## Your goal
Gather the lines below that include the string "environment", copying each in full.

--- Data supplied ---

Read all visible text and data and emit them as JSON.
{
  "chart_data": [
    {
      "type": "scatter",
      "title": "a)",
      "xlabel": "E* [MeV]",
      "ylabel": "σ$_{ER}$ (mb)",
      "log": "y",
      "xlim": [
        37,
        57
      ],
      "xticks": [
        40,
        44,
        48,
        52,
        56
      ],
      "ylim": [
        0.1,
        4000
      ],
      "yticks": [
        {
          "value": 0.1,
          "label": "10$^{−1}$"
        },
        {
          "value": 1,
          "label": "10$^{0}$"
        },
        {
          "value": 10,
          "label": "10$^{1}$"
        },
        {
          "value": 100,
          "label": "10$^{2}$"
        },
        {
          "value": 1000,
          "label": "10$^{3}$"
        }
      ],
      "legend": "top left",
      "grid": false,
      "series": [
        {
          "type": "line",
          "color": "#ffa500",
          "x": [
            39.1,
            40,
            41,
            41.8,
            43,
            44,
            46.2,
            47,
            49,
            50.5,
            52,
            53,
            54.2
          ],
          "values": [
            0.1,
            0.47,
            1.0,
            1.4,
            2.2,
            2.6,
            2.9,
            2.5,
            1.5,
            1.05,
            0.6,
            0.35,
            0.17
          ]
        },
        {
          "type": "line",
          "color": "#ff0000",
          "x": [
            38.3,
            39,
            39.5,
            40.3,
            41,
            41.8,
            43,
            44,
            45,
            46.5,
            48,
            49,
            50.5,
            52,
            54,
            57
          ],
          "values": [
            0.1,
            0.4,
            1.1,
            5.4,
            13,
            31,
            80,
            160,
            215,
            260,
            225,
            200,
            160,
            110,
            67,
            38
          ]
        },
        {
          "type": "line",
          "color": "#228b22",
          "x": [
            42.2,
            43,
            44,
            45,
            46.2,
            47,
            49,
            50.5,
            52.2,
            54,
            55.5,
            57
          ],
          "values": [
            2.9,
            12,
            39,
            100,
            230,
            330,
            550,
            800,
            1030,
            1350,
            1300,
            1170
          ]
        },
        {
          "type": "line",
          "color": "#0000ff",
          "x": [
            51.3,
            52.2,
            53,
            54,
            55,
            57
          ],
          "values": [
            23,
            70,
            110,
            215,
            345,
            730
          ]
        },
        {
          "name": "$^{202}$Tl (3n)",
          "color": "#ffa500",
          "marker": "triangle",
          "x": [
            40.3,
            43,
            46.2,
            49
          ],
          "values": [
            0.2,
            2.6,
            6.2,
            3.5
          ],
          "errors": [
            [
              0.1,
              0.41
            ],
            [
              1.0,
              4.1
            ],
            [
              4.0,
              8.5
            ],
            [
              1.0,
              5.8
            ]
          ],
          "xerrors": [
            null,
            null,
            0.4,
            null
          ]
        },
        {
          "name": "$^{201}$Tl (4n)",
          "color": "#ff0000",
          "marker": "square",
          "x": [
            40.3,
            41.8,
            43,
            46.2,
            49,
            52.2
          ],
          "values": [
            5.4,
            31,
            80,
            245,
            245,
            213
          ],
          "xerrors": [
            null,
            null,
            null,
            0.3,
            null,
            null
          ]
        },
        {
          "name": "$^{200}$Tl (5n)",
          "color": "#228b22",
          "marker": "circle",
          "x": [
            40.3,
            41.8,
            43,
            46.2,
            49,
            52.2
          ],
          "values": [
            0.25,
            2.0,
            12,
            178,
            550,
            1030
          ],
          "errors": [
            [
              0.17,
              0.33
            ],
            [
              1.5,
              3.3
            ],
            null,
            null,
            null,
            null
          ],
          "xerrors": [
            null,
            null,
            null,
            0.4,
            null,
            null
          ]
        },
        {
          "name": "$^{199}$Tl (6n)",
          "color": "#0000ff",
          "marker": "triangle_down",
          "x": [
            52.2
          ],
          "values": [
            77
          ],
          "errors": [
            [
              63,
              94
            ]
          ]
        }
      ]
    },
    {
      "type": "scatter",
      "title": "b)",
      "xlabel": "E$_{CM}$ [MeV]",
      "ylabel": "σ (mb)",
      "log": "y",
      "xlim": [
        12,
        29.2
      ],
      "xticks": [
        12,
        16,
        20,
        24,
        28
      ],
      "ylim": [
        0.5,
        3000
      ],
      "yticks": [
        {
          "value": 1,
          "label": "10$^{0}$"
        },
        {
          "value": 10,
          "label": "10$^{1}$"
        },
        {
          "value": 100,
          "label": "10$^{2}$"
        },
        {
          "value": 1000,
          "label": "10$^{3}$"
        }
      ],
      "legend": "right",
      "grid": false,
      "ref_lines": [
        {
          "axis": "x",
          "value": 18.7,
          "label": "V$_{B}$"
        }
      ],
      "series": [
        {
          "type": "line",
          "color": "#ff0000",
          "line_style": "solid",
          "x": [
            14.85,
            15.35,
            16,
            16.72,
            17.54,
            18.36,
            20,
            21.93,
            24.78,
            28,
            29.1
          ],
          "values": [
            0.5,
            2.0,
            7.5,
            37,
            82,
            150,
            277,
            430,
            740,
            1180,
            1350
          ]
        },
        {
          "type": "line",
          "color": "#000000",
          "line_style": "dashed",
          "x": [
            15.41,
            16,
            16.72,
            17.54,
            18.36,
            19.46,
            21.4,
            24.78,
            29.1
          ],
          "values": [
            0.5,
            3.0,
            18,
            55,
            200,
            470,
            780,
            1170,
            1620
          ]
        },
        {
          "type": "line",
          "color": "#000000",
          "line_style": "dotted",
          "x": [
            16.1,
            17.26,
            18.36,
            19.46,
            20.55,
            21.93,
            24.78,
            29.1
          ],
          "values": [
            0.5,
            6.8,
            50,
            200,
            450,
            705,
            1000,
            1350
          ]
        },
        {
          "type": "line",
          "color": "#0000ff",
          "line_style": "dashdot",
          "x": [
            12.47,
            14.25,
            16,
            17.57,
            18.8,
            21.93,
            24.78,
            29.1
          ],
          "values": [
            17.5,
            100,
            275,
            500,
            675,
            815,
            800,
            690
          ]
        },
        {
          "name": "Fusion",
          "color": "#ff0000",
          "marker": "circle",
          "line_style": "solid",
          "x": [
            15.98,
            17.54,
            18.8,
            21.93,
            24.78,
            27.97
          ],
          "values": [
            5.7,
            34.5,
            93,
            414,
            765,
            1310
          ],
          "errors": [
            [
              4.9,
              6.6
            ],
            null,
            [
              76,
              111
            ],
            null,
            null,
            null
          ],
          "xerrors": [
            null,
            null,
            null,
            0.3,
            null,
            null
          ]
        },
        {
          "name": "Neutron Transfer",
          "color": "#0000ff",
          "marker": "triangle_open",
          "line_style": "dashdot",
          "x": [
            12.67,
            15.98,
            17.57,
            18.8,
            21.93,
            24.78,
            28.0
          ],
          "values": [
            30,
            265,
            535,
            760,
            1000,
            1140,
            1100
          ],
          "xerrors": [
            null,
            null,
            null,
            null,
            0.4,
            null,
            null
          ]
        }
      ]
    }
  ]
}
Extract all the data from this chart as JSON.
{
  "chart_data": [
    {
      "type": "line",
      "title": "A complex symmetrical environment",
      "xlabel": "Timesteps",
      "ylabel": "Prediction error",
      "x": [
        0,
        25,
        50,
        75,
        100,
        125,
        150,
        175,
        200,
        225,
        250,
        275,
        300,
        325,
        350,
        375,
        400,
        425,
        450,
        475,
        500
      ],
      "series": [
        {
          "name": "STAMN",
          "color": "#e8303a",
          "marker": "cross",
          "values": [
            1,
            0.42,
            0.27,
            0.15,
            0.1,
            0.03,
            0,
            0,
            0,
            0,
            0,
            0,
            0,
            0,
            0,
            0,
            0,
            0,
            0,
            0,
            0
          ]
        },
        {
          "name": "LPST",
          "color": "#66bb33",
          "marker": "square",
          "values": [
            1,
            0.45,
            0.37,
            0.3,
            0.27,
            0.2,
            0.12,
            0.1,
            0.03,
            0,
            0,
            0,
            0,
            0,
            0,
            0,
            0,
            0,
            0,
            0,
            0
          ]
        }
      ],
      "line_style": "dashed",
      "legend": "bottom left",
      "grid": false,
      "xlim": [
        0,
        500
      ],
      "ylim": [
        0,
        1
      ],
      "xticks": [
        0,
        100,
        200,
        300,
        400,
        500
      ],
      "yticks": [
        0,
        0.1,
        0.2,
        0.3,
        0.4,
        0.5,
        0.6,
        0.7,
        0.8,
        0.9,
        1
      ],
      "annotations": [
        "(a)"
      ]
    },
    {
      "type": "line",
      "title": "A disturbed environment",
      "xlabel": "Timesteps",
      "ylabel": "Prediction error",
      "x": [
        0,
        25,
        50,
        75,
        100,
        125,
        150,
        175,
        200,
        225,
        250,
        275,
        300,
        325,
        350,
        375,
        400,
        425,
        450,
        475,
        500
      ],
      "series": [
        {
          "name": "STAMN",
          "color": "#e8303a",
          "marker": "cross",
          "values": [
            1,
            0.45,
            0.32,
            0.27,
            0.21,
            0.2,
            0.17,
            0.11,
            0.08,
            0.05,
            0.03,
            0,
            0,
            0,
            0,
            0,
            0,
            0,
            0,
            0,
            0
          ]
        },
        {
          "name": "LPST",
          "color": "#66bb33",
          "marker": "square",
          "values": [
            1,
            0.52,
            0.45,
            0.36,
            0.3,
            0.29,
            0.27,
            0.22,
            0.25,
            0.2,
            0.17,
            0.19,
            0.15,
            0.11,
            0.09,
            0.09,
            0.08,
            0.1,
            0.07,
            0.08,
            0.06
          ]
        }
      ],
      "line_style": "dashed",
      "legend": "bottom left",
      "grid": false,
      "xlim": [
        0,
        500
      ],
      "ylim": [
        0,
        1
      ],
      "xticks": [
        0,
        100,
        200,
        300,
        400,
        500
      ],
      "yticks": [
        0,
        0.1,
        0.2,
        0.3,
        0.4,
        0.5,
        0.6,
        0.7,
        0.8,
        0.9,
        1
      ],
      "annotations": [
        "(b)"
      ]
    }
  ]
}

---

## Answer for the task
      "title": "A complex symmetrical environment",
      "title": "A disturbed environment",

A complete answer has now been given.